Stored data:

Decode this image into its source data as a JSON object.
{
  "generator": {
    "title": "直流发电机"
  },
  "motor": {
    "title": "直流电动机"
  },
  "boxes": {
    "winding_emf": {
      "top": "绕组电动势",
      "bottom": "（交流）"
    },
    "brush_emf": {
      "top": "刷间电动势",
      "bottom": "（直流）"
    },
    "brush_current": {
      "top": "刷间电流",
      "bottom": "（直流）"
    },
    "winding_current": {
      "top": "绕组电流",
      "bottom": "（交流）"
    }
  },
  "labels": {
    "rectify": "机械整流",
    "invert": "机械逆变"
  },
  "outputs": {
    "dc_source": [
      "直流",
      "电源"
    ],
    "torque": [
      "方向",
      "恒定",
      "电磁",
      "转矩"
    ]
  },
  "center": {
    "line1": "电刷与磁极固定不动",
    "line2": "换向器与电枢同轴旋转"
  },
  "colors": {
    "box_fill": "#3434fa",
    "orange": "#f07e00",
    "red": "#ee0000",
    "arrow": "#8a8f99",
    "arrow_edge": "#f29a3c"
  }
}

**Exercise description**. Copy out each line exactly as written.

**Exercise response**.
Decode this image into its source data as a JSON object.
{
  "generator": {
    "title": "直流发电机"
  },
  "motor": {
    "title": "直流电动机"
  },
  "boxes": {
    "winding_emf": {
      "top": "绕组电动势",
      "bottom": "（交流）"
    },
    "brush_emf": {
      "top": "刷间电动势",
      "bottom": "（直流）"
    },
    "brush_current": {
      "top": "刷间电流",
      "bottom": "（直流）"
    },
    "winding_current": {
      "top": "绕组电流",
      "bottom": "（交流）"
    }
  },
  "labels": {
    "rectify": "机械整流",
    "invert": "机械逆变"
  },
  "outputs": {
    "dc_source": [
      "直流",
      "电源"
    ],
    "torque": [
      "方向",
      "恒定",
      "电磁",
      "转矩"
    ]
  },
  "center": {
    "line1": "电刷与磁极固定不动",
    "line2": "换向器与电枢同轴旋转"
  },
  "colors": {
    "box_fill": "#3434fa",
    "orange": "#f07e00",
    "red": "#ee0000",
    "arrow": "#8a8f99",
    "arrow_edge": "#f29a3c"
  }
}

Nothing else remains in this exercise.